◆ **Instructions for the task**
Extract every entry word for word. Skip the pictures.

# # # # # # #

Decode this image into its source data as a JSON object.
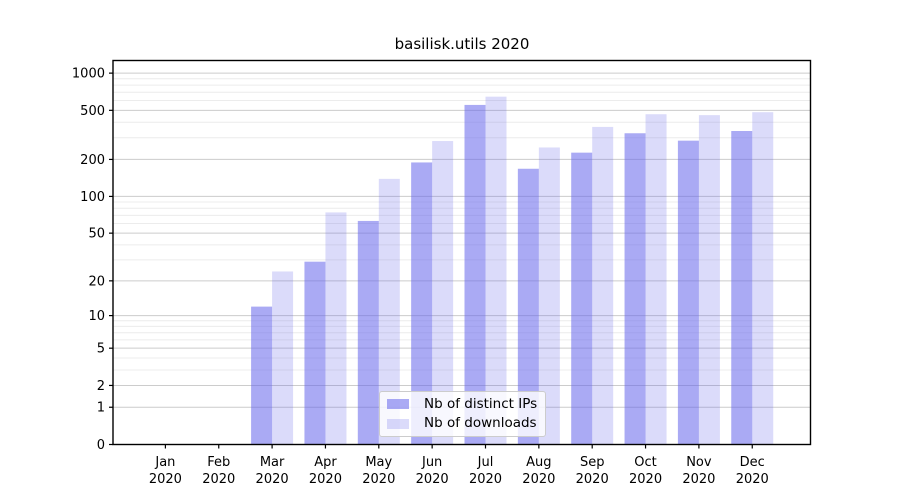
{
  "chart_data": {
    "type": "bar",
    "title": "basilisk.utils 2020",
    "xlabel": "",
    "ylabel": "",
    "categories": [
      "Jan",
      "Feb",
      "Mar",
      "Apr",
      "May",
      "Jun",
      "Jul",
      "Aug",
      "Sep",
      "Oct",
      "Nov",
      "Dec"
    ],
    "category_year_label": "2020",
    "series": [
      {
        "name": "Nb of distinct IPs",
        "color": "rgba(100,100,235,0.55)",
        "values": [
          0,
          0,
          12,
          29,
          63,
          189,
          553,
          168,
          227,
          326,
          284,
          340
        ]
      },
      {
        "name": "Nb of downloads",
        "color": "rgba(100,100,235,0.23)",
        "values": [
          0,
          0,
          24,
          74,
          139,
          282,
          645,
          250,
          367,
          465,
          457,
          483
        ]
      }
    ],
    "y_scale": "log1p",
    "y_ticks": [
      0,
      1,
      2,
      5,
      10,
      20,
      50,
      100,
      200,
      500,
      1000
    ],
    "y_minor_ticks": [
      3,
      4,
      6,
      7,
      8,
      9,
      30,
      40,
      60,
      70,
      80,
      90,
      300,
      400,
      600,
      700,
      800,
      900
    ],
    "ylim": [
      0,
      1265
    ],
    "grid": {
      "enabled": true,
      "major_color": "#cccccc",
      "minor_color": "#ececec"
    },
    "axis_color": "#000000",
    "legend": {
      "position": "lower center",
      "background": "rgba(255,255,255,0.8)",
      "border_color": "#cccccc"
    }
  }
}
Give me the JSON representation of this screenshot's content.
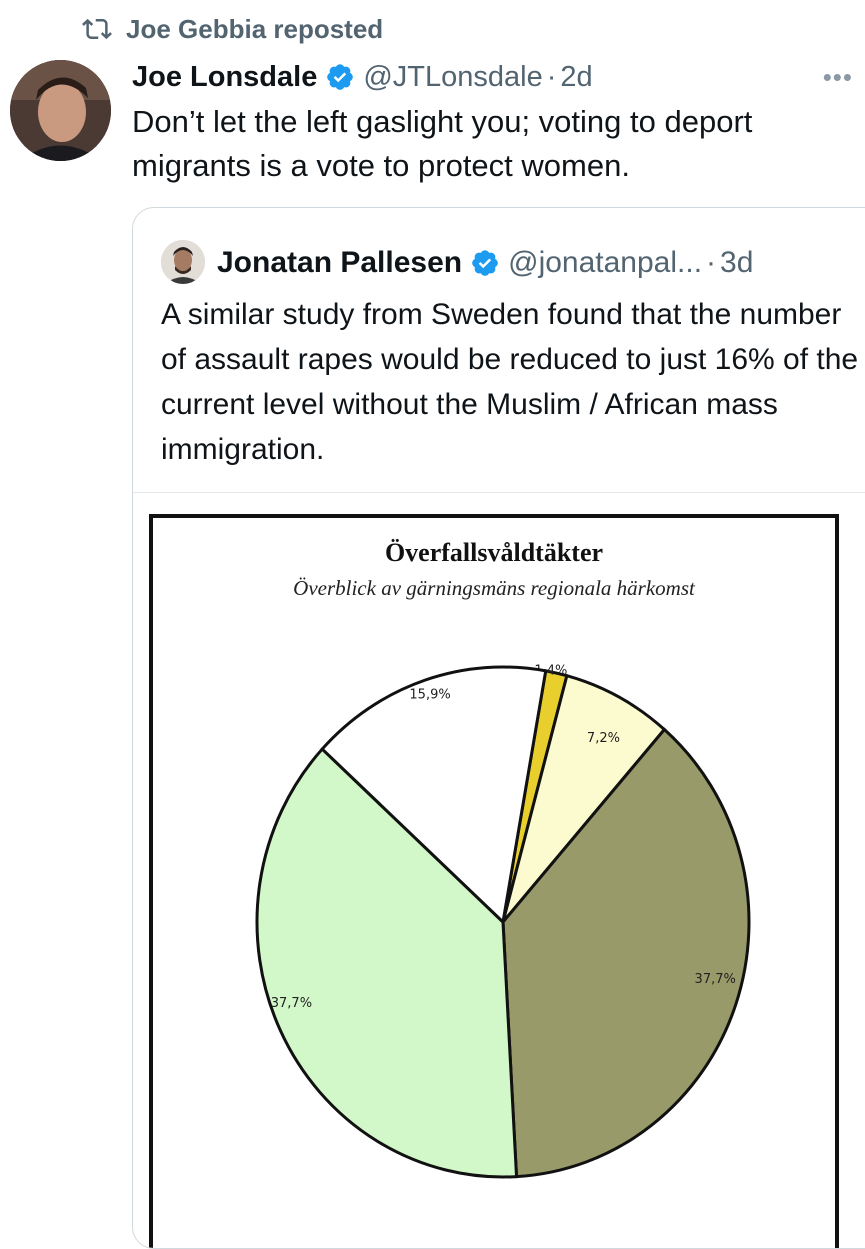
{
  "repost": {
    "label": "Joe Gebbia reposted",
    "icon": "repost-icon"
  },
  "tweet": {
    "author_name": "Joe Lonsdale",
    "handle": "@JTLonsdale",
    "separator": "·",
    "age": "2d",
    "more_label": "•••",
    "text": "Don’t let the left gaslight you; voting to deport migrants is a vote to protect women."
  },
  "quoted": {
    "author_name": "Jonatan Pallesen",
    "handle": "@jonatanpal...",
    "separator": "·",
    "age": "3d",
    "text": "A similar study from Sweden found that the number of assault rapes would be reduced to just 16% of the current level without the Muslim / African mass immigration."
  },
  "colors": {
    "verified": "#1d9bf0",
    "secondary_text": "#536471",
    "border": "#cfd9de"
  },
  "chart_data": {
    "type": "pie",
    "title": "Överfallsvåldtäkter",
    "subtitle": "Överblick av gärningsmäns regionala härkomst",
    "slices": [
      {
        "label": "1,4%",
        "value": 1.4,
        "color": "#e8cf2e"
      },
      {
        "label": "7,2%",
        "value": 7.2,
        "color": "#fbfbcf"
      },
      {
        "label": "37,7%",
        "value": 37.7,
        "color": "#999a6a"
      },
      {
        "label": "37,7%",
        "value": 37.7,
        "color": "#d2f8c9"
      },
      {
        "label": "15,9%",
        "value": 15.9,
        "color": "#ffffff"
      }
    ]
  }
}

# # # # # # #

◆ **Correct answer**
Decode this image into its source data as a JSON object.
{
  "chart_data": {
    "type": "bar",
    "title": "basilisk.utils 2020",
    "xlabel": "",
    "ylabel": "",
    "categories": [
      "Jan",
      "Feb",
      "Mar",
      "Apr",
      "May",
      "Jun",
      "Jul",
      "Aug",
      "Sep",
      "Oct",
      "Nov",
      "Dec"
    ],
    "category_year_label": "2020",
    "series": [
      {
        "name": "Nb of distinct IPs",
        "color": "rgba(100,100,235,0.55)",
        "values": [
          0,
          0,
          12,
          29,
          63,
          189,
          553,
          168,
          227,
          326,
          284,
          340
        ]
      },
      {
        "name": "Nb of downloads",
        "color": "rgba(100,100,235,0.23)",
        "values": [
          0,
          0,
          24,
          74,
          139,
          282,
          645,
          250,
          367,
          465,
          457,
          483
        ]
      }
    ],
    "y_scale": "log1p",
    "y_ticks": [
      0,
      1,
      2,
      5,
      10,
      20,
      50,
      100,
      200,
      500,
      1000
    ],
    "y_minor_ticks": [
      3,
      4,
      6,
      7,
      8,
      9,
      30,
      40,
      60,
      70,
      80,
      90,
      300,
      400,
      600,
      700,
      800,
      900
    ],
    "ylim": [
      0,
      1265
    ],
    "grid": {
      "enabled": true,
      "major_color": "#cccccc",
      "minor_color": "#ececec"
    },
    "axis_color": "#000000",
    "legend": {
      "position": "lower center",
      "background": "rgba(255,255,255,0.8)",
      "border_color": "#cccccc"
    }
  }
}
Give me the JSON representation of this screenshot's content.
{
  "repost": {
    "label": "Joe Gebbia reposted",
    "icon": "repost-icon"
  },
  "tweet": {
    "author_name": "Joe Lonsdale",
    "handle": "@JTLonsdale",
    "separator": "·",
    "age": "2d",
    "more_label": "•••",
    "text": "Don’t let the left gaslight you; voting to deport migrants is a vote to protect women."
  },
  "quoted": {
    "author_name": "Jonatan Pallesen",
    "handle": "@jonatanpal...",
    "separator": "·",
    "age": "3d",
    "text": "A similar study from Sweden found that the number of assault rapes would be reduced to just 16% of the current level without the Muslim / African mass immigration."
  },
  "colors": {
    "verified": "#1d9bf0",
    "secondary_text": "#536471",
    "border": "#cfd9de"
  },
  "chart_data": {
    "type": "pie",
    "title": "Överfallsvåldtäkter",
    "subtitle": "Överblick av gärningsmäns regionala härkomst",
    "slices": [
      {
        "label": "1,4%",
        "value": 1.4,
        "color": "#e8cf2e"
      },
      {
        "label": "7,2%",
        "value": 7.2,
        "color": "#fbfbcf"
      },
      {
        "label": "37,7%",
        "value": 37.7,
        "color": "#999a6a"
      },
      {
        "label": "37,7%",
        "value": 37.7,
        "color": "#d2f8c9"
      },
      {
        "label": "15,9%",
        "value": 15.9,
        "color": "#ffffff"
      }
    ]
  }
}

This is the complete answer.